Input material:

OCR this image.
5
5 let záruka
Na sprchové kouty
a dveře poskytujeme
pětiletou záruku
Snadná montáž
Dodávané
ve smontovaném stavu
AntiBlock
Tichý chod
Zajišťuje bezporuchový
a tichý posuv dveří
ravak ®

Challenge:
All of the entries need to be reproduced exactly; please write them out.

Output for this exercise:
OCR this image.
5
5 let záruka
Na sprchové kouty
a dveře poskytujeme
pětiletou záruku
Snadná montáž
Dodávané
ve smontovaném stavu
AntiBlock
Tichý chod
Zajišťuje bezporuchový
a tichý posuv dveří
ravak ®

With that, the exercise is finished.